[Figure contents as structured data]
········
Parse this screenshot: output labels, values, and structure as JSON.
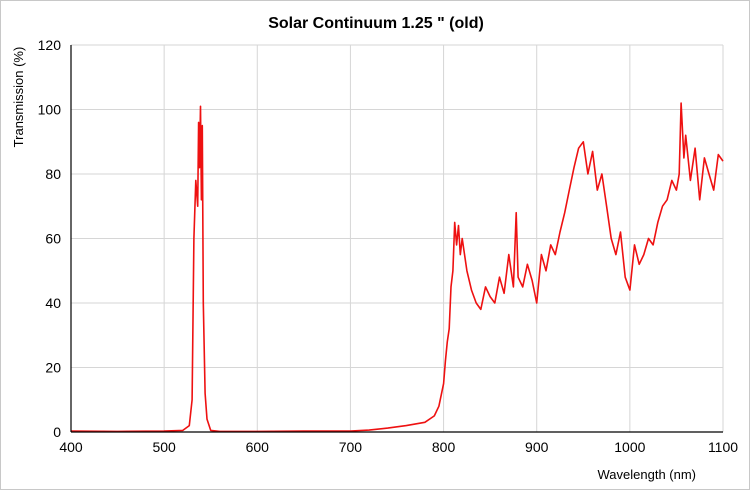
{
  "chart_data": {
    "type": "line",
    "title": "Solar Continuum 1.25 \" (old)",
    "xlabel": "Wavelength (nm)",
    "ylabel": "Transmission (%)",
    "xlim": [
      400,
      1100
    ],
    "ylim": [
      0,
      120
    ],
    "x_ticks": [
      "400",
      "500",
      "600",
      "700",
      "800",
      "900",
      "1000",
      "1100"
    ],
    "y_ticks": [
      "0",
      "20",
      "40",
      "60",
      "80",
      "100",
      "120"
    ],
    "grid": true,
    "series_color": "#ee1111",
    "series": [
      {
        "x": [
          400,
          450,
          500,
          520,
          527,
          530,
          532,
          534,
          536,
          537,
          538,
          539,
          540,
          541,
          542,
          544,
          546,
          550,
          560,
          600,
          650,
          700,
          720,
          740,
          760,
          780,
          790,
          795,
          800,
          802,
          804,
          806,
          808,
          810,
          812,
          814,
          816,
          818,
          820,
          825,
          830,
          835,
          840,
          845,
          850,
          855,
          860,
          865,
          870,
          875,
          878,
          880,
          885,
          890,
          895,
          900,
          905,
          910,
          915,
          920,
          925,
          930,
          935,
          940,
          945,
          950,
          955,
          960,
          965,
          970,
          975,
          980,
          985,
          990,
          995,
          1000,
          1005,
          1010,
          1015,
          1020,
          1025,
          1030,
          1035,
          1040,
          1045,
          1050,
          1053,
          1055,
          1058,
          1060,
          1065,
          1070,
          1075,
          1080,
          1085,
          1090,
          1095,
          1100
        ],
        "y": [
          0.3,
          0.2,
          0.3,
          0.5,
          2,
          10,
          60,
          78,
          70,
          96,
          82,
          101,
          72,
          95,
          40,
          12,
          4,
          0.5,
          0.2,
          0.2,
          0.3,
          0.3,
          0.6,
          1.2,
          2,
          3,
          5,
          8,
          15,
          22,
          28,
          32,
          45,
          50,
          65,
          58,
          64,
          55,
          60,
          50,
          44,
          40,
          38,
          45,
          42,
          40,
          48,
          43,
          55,
          45,
          68,
          48,
          45,
          52,
          47,
          40,
          55,
          50,
          58,
          55,
          62,
          68,
          75,
          82,
          88,
          90,
          80,
          87,
          75,
          80,
          70,
          60,
          55,
          62,
          48,
          44,
          58,
          52,
          55,
          60,
          58,
          65,
          70,
          72,
          78,
          75,
          80,
          102,
          85,
          92,
          78,
          88,
          72,
          85,
          80,
          75,
          86,
          84
        ]
      }
    ]
  }
}
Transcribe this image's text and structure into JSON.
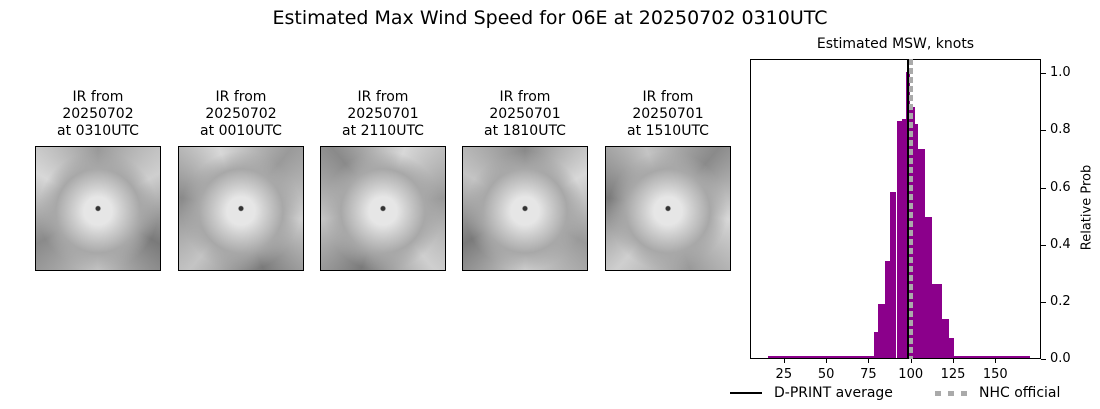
{
  "title": "Estimated Max Wind Speed for 06E at 20250702 0310UTC",
  "ir_panels": [
    {
      "line1": "IR from",
      "line2": "20250702",
      "line3": "at 0310UTC"
    },
    {
      "line1": "IR from",
      "line2": "20250702",
      "line3": "at 0010UTC"
    },
    {
      "line1": "IR from",
      "line2": "20250701",
      "line3": "at 2110UTC"
    },
    {
      "line1": "IR from",
      "line2": "20250701",
      "line3": "at 1810UTC"
    },
    {
      "line1": "IR from",
      "line2": "20250701",
      "line3": "at 1510UTC"
    }
  ],
  "chart_data": {
    "type": "bar",
    "title": "Estimated MSW, knots",
    "xlabel": "",
    "ylabel": "Relative Prob",
    "xlim": [
      5,
      177
    ],
    "ylim": [
      0,
      1.05
    ],
    "xticks": [
      25,
      50,
      75,
      100,
      125,
      150
    ],
    "yticks": [
      "0.0",
      "0.2",
      "0.4",
      "0.6",
      "0.8",
      "1.0"
    ],
    "yaxis_side": "right",
    "bar_color": "#8b008b",
    "bins": [
      {
        "x0": 15,
        "x1": 77.5,
        "value": 0.005
      },
      {
        "x0": 77.5,
        "x1": 80,
        "value": 0.09
      },
      {
        "x0": 80,
        "x1": 84,
        "value": 0.19
      },
      {
        "x0": 84,
        "x1": 87,
        "value": 0.34
      },
      {
        "x0": 87,
        "x1": 91,
        "value": 0.58
      },
      {
        "x0": 91,
        "x1": 94,
        "value": 0.83
      },
      {
        "x0": 94,
        "x1": 96.5,
        "value": 0.835
      },
      {
        "x0": 96.5,
        "x1": 99,
        "value": 1.0
      },
      {
        "x0": 99,
        "x1": 102,
        "value": 0.88
      },
      {
        "x0": 102,
        "x1": 104,
        "value": 0.82
      },
      {
        "x0": 104,
        "x1": 108,
        "value": 0.73
      },
      {
        "x0": 108,
        "x1": 112,
        "value": 0.495
      },
      {
        "x0": 112,
        "x1": 118,
        "value": 0.26
      },
      {
        "x0": 118,
        "x1": 122,
        "value": 0.135
      },
      {
        "x0": 122,
        "x1": 125,
        "value": 0.07
      },
      {
        "x0": 125,
        "x1": 170,
        "value": 0.005
      }
    ],
    "lines": [
      {
        "name": "D-PRINT average",
        "x": 98.5,
        "style": "solid",
        "color": "#000000"
      },
      {
        "name": "NHC official",
        "x": 100,
        "style": "dotted",
        "color": "#aaaaaa"
      }
    ],
    "legend": [
      "D-PRINT average",
      "NHC official"
    ],
    "legend_position": "bottom"
  }
}
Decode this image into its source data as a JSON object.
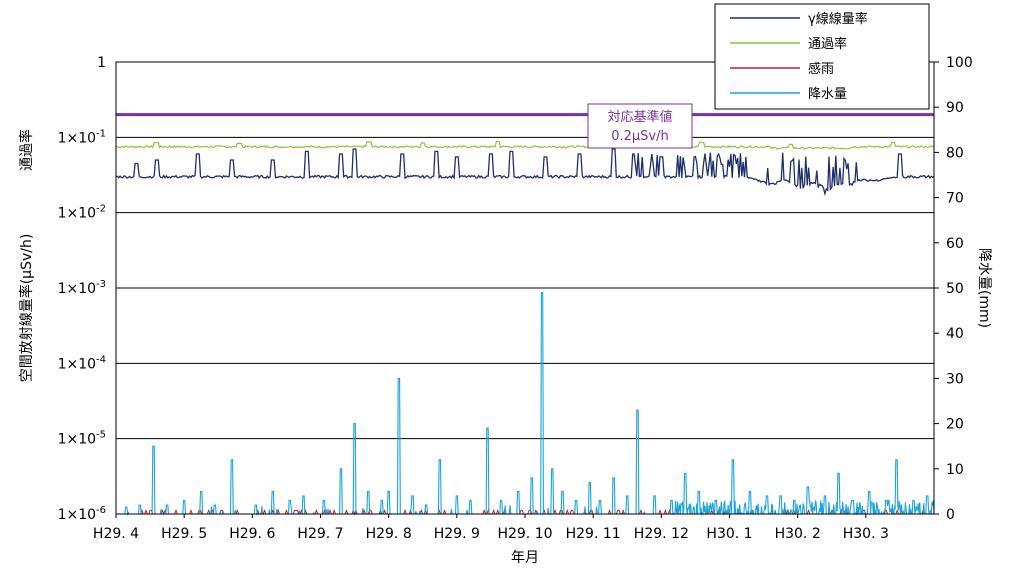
{
  "chart_data": {
    "type": "line",
    "xlabel": "年月",
    "ylabel_left": "空間放射線量率(μSv/h)",
    "ylabel_left_top": "通過率",
    "ylabel_right": "降水量(mm)",
    "y_left_scale": "log",
    "y_left_range": [
      1e-06,
      1
    ],
    "y_left_ticks": [
      {
        "base": "1",
        "exp": ""
      },
      {
        "base": "1×10",
        "exp": "-1"
      },
      {
        "base": "1×10",
        "exp": "-2"
      },
      {
        "base": "1×10",
        "exp": "-3"
      },
      {
        "base": "1×10",
        "exp": "-4"
      },
      {
        "base": "1×10",
        "exp": "-5"
      },
      {
        "base": "1×10",
        "exp": "-6"
      }
    ],
    "y_right_range": [
      0,
      100
    ],
    "y_right_ticks": [
      "0",
      "10",
      "20",
      "30",
      "40",
      "50",
      "60",
      "70",
      "80",
      "90",
      "100"
    ],
    "x_categories": [
      "H29. 4",
      "H29. 5",
      "H29. 6",
      "H29. 7",
      "H29. 8",
      "H29. 9",
      "H29. 10",
      "H29. 11",
      "H29. 12",
      "H30. 1",
      "H30. 2",
      "H30. 3"
    ],
    "grid": "horizontal at decades",
    "legend_position": "top-right",
    "reference": {
      "label": "対応基準値",
      "value_label": "0.2μSv/h",
      "value": 0.2,
      "color": "#7b2fa6"
    },
    "series": [
      {
        "name": "γ線線量率",
        "axis": "left",
        "color": "#1f2f6b",
        "baseline": 0.03,
        "spikes": [
          [
            0.3,
            0.045
          ],
          [
            0.6,
            0.05
          ],
          [
            1.2,
            0.06
          ],
          [
            1.7,
            0.05
          ],
          [
            2.3,
            0.05
          ],
          [
            2.8,
            0.065
          ],
          [
            3.3,
            0.06
          ],
          [
            3.5,
            0.07
          ],
          [
            4.2,
            0.06
          ],
          [
            4.7,
            0.065
          ],
          [
            5.0,
            0.055
          ],
          [
            5.5,
            0.06
          ],
          [
            5.8,
            0.065
          ],
          [
            6.3,
            0.055
          ],
          [
            6.8,
            0.06
          ],
          [
            7.3,
            0.07
          ],
          [
            7.6,
            0.06
          ],
          [
            8.0,
            0.055
          ],
          [
            8.5,
            0.065
          ],
          [
            9.0,
            0.06
          ],
          [
            9.4,
            0.065
          ],
          [
            10.0,
            0.055
          ],
          [
            10.5,
            0.055
          ],
          [
            11.0,
            0.06
          ],
          [
            11.5,
            0.06
          ]
        ],
        "dips": [
          [
            9.6,
            0.022
          ],
          [
            10.05,
            0.019
          ],
          [
            10.4,
            0.017
          ],
          [
            10.7,
            0.02
          ],
          [
            11.1,
            0.025
          ]
        ]
      },
      {
        "name": "通過率",
        "axis": "left",
        "color": "#8dc63f",
        "baseline": 0.075,
        "spikes": [
          [
            0.6,
            0.085
          ],
          [
            1.8,
            0.083
          ],
          [
            3.7,
            0.087
          ],
          [
            4.5,
            0.084
          ],
          [
            5.6,
            0.088
          ],
          [
            7.2,
            0.085
          ],
          [
            8.6,
            0.086
          ],
          [
            9.9,
            0.084
          ],
          [
            11.4,
            0.086
          ]
        ]
      },
      {
        "name": "感雨",
        "axis": "right",
        "color": "#c0202a",
        "baseline": 0
      },
      {
        "name": "降水量",
        "axis": "right",
        "color": "#1aa3dd",
        "baseline": 0,
        "spikes": [
          [
            0.15,
            1.5
          ],
          [
            0.35,
            2
          ],
          [
            0.55,
            15
          ],
          [
            0.75,
            2
          ],
          [
            1.0,
            3
          ],
          [
            1.25,
            5
          ],
          [
            1.45,
            2
          ],
          [
            1.7,
            12
          ],
          [
            2.05,
            2
          ],
          [
            2.3,
            5
          ],
          [
            2.55,
            3
          ],
          [
            2.75,
            4
          ],
          [
            3.05,
            3
          ],
          [
            3.3,
            10
          ],
          [
            3.5,
            20
          ],
          [
            3.7,
            5
          ],
          [
            3.9,
            3
          ],
          [
            4.0,
            5
          ],
          [
            4.15,
            30
          ],
          [
            4.35,
            4
          ],
          [
            4.55,
            2
          ],
          [
            4.75,
            12
          ],
          [
            5.0,
            4
          ],
          [
            5.2,
            3
          ],
          [
            5.45,
            19
          ],
          [
            5.65,
            3
          ],
          [
            5.9,
            5
          ],
          [
            6.1,
            8
          ],
          [
            6.25,
            49
          ],
          [
            6.4,
            10
          ],
          [
            6.55,
            5
          ],
          [
            6.75,
            3
          ],
          [
            6.95,
            7
          ],
          [
            7.1,
            3
          ],
          [
            7.3,
            8
          ],
          [
            7.5,
            4
          ],
          [
            7.65,
            23
          ],
          [
            7.9,
            4
          ],
          [
            8.15,
            3
          ],
          [
            8.35,
            9
          ],
          [
            8.55,
            5
          ],
          [
            8.8,
            3
          ],
          [
            9.05,
            12
          ],
          [
            9.3,
            5
          ],
          [
            9.55,
            4
          ],
          [
            9.75,
            4
          ],
          [
            9.95,
            3
          ],
          [
            10.15,
            6
          ],
          [
            10.4,
            4
          ],
          [
            10.6,
            9
          ],
          [
            10.8,
            3
          ],
          [
            11.05,
            5
          ],
          [
            11.3,
            3
          ],
          [
            11.45,
            12
          ],
          [
            11.7,
            3
          ],
          [
            11.9,
            4
          ],
          [
            12.05,
            2
          ]
        ],
        "noise": {
          "range": [
            8.2,
            12.3
          ],
          "max": 3
        }
      }
    ]
  }
}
········
_What you should do:_ Scan the material above for the word "title". Copy each line where it occurs.

_Answer to the task:_
    "title": "Solar Continuum 1.25 \" (old)",
  "title": "Estimated Max Wind Speed for 06E at 20250702 0310UTC",
    "title": "Estimated MSW, knots",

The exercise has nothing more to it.